### DO THIS
Return all of the entries exactly as written.

[Stored entries]
*****
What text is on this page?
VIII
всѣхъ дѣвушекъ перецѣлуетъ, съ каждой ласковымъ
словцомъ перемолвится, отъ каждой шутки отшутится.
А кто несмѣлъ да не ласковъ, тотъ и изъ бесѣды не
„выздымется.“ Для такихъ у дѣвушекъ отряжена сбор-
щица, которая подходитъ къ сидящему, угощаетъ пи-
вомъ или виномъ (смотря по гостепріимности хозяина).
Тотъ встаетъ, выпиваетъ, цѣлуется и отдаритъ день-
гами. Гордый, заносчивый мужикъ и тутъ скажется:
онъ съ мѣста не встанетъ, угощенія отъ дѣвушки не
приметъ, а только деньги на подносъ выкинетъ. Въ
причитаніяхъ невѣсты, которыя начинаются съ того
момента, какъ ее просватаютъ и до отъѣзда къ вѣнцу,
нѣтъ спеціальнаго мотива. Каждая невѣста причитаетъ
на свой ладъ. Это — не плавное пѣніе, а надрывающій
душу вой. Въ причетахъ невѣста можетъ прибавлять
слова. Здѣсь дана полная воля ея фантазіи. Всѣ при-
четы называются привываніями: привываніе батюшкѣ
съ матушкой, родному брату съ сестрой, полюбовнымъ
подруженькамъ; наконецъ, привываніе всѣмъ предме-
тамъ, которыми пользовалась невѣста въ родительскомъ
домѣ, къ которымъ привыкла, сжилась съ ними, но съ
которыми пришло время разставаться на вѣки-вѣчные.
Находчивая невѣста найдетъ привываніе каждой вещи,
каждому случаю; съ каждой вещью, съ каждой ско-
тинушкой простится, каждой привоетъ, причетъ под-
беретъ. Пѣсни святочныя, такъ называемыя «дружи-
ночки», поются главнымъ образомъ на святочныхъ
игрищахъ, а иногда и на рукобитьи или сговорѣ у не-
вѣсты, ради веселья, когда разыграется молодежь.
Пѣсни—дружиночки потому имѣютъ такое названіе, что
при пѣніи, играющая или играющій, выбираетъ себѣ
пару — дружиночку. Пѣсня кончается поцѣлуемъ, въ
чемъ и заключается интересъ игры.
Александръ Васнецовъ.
*****
### RESULT OF THIS TASK
What text is on this page?
VIII
всѣхъ дѣвушекъ перецѣлуетъ, съ каждой ласковымъ
словцомъ перемолвится, отъ каждой шутки отшутится.
А кто несмѣлъ да не ласковъ, тотъ и изъ бесѣды не
„выздымется.“ Для такихъ у дѣвушекъ отряжена сбор-
щица, которая подходитъ къ сидящему, угощаетъ пи-
вомъ или виномъ (смотря по гостепріимности хозяина).
Тотъ встаетъ, выпиваетъ, цѣлуется и отдаритъ день-
гами. Гордый, заносчивый мужикъ и тутъ скажется:
онъ съ мѣста не встанетъ, угощенія отъ дѣвушки не
приметъ, а только деньги на подносъ выкинетъ. Въ
причитаніяхъ невѣсты, которыя начинаются съ того
момента, какъ ее просватаютъ и до отъѣзда къ вѣнцу,
нѣтъ спеціальнаго мотива. Каждая невѣста причитаетъ
на свой ладъ. Это — не плавное пѣніе, а надрывающій
душу вой. Въ причетахъ невѣста можетъ прибавлять
слова. Здѣсь дана полная воля ея фантазіи. Всѣ при-
четы называются привываніями: привываніе батюшкѣ
съ матушкой, родному брату съ сестрой, полюбовнымъ
подруженькамъ; наконецъ, привываніе всѣмъ предме-
тамъ, которыми пользовалась невѣста въ родительскомъ
домѣ, къ которымъ привыкла, сжилась съ ними, но съ
которыми пришло время разставаться на вѣки-вѣчные.
Находчивая невѣста найдетъ привываніе каждой вещи,
каждому случаю; съ каждой вещью, съ каждой ско-
тинушкой простится, каждой привоетъ, причетъ под-
беретъ. Пѣсни святочныя, такъ называемыя «дружи-
ночки», поются главнымъ образомъ на святочныхъ
игрищахъ, а иногда и на рукобитьи или сговорѣ у не-
вѣсты, ради веселья, когда разыграется молодежь.
Пѣсни—дружиночки потому имѣютъ такое названіе, что
при пѣніи, играющая или играющій, выбираетъ себѣ
пару — дружиночку. Пѣсня кончается поцѣлуемъ, въ
чемъ и заключается интересъ игры.
Александръ Васнецовъ.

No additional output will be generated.